• _REQUIRED WORK_:
Output, please, every line from the line that holds "Convert this screenshot" to the end, exactly as written.

---------- RECORDS TO PROCESS ----------

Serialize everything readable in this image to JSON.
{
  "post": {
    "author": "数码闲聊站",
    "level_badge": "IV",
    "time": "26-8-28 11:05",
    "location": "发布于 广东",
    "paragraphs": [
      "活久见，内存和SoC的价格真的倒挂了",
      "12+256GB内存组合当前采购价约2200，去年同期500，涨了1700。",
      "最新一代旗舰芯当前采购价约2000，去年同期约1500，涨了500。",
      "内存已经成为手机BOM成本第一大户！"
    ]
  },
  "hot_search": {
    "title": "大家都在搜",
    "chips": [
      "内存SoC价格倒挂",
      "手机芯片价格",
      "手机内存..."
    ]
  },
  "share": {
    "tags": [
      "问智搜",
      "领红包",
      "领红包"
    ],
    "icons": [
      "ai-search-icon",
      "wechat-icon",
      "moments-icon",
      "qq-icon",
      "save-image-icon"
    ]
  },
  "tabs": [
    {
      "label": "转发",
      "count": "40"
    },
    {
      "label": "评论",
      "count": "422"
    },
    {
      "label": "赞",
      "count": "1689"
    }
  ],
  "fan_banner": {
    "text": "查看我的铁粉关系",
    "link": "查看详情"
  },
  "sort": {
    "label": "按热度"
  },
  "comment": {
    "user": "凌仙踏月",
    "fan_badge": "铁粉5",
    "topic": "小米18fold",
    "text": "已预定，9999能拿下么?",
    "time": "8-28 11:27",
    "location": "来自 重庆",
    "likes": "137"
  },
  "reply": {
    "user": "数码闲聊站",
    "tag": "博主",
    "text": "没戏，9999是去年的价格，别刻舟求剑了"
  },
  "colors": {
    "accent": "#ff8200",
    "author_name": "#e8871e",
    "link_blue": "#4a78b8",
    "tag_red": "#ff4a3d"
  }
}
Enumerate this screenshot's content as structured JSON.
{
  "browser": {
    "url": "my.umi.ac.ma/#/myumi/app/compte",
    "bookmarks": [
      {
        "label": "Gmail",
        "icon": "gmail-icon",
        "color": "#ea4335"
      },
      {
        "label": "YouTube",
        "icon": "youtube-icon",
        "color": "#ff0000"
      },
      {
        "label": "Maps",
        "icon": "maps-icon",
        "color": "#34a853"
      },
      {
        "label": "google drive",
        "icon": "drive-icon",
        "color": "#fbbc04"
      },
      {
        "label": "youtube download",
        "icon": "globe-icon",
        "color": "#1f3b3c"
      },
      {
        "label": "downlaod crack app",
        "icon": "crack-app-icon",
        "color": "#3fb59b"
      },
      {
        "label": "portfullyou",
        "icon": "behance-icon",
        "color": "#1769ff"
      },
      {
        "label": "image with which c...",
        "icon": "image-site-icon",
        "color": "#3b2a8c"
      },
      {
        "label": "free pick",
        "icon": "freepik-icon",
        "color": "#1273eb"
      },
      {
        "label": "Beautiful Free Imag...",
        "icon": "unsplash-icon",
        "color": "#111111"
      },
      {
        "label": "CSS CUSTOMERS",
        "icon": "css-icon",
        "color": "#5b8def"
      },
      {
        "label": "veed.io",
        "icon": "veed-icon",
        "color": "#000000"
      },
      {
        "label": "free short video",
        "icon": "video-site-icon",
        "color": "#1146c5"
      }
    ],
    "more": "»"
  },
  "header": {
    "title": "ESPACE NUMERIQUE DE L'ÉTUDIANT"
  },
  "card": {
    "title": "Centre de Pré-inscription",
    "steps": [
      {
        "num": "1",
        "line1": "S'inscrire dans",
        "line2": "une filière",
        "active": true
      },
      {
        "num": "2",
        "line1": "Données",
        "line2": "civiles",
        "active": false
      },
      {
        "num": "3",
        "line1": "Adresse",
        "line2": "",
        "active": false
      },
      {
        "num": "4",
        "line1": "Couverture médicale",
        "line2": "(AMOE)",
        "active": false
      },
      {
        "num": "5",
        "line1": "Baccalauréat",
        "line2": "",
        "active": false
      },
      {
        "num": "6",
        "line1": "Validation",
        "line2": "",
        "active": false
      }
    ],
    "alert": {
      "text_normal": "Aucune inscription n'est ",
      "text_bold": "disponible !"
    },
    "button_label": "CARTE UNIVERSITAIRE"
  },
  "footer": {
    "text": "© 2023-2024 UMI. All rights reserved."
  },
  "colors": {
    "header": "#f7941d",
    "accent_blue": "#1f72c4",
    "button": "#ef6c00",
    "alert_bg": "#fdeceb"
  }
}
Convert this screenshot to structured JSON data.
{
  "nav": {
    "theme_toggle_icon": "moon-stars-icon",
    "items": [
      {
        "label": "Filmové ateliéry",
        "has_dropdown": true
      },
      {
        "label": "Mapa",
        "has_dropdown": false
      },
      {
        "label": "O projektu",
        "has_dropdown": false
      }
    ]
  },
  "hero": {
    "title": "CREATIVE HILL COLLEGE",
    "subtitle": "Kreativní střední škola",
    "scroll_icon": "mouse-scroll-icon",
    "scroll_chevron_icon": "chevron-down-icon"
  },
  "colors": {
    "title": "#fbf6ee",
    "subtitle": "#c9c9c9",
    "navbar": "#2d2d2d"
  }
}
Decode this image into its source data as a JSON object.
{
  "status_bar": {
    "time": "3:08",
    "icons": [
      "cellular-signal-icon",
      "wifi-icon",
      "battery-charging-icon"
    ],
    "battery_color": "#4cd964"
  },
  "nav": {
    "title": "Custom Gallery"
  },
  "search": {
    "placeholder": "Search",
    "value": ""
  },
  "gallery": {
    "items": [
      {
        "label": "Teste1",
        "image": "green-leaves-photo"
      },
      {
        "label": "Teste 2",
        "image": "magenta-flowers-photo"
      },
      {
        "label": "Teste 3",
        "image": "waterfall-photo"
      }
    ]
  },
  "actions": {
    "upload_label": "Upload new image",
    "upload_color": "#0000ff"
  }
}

----------

• _SOLUTION_:
Convert this screenshot to structured JSON data.
{
  "nav": {
    "theme_toggle_icon": "moon-stars-icon",
    "items": [
      {
        "label": "Filmové ateliéry",
        "has_dropdown": true
      },
      {
        "label": "Mapa",
        "has_dropdown": false
      },
      {
        "label": "O projektu",
        "has_dropdown": false
      }
    ]
  },
  "hero": {
    "title": "CREATIVE HILL COLLEGE",
    "subtitle": "Kreativní střední škola",
    "scroll_icon": "mouse-scroll-icon",
    "scroll_chevron_icon": "chevron-down-icon"
  },
  "colors": {
    "title": "#fbf6ee",
    "subtitle": "#c9c9c9",
    "navbar": "#2d2d2d"
  }
}
Decode this image into its source data as a JSON object.
{
  "status_bar": {
    "time": "3:08",
    "icons": [
      "cellular-signal-icon",
      "wifi-icon",
      "battery-charging-icon"
    ],
    "battery_color": "#4cd964"
  },
  "nav": {
    "title": "Custom Gallery"
  },
  "search": {
    "placeholder": "Search",
    "value": ""
  },
  "gallery": {
    "items": [
      {
        "label": "Teste1",
        "image": "green-leaves-photo"
      },
      {
        "label": "Teste 2",
        "image": "magenta-flowers-photo"
      },
      {
        "label": "Teste 3",
        "image": "waterfall-photo"
      }
    ]
  },
  "actions": {
    "upload_label": "Upload new image",
    "upload_color": "#0000ff"
  }
}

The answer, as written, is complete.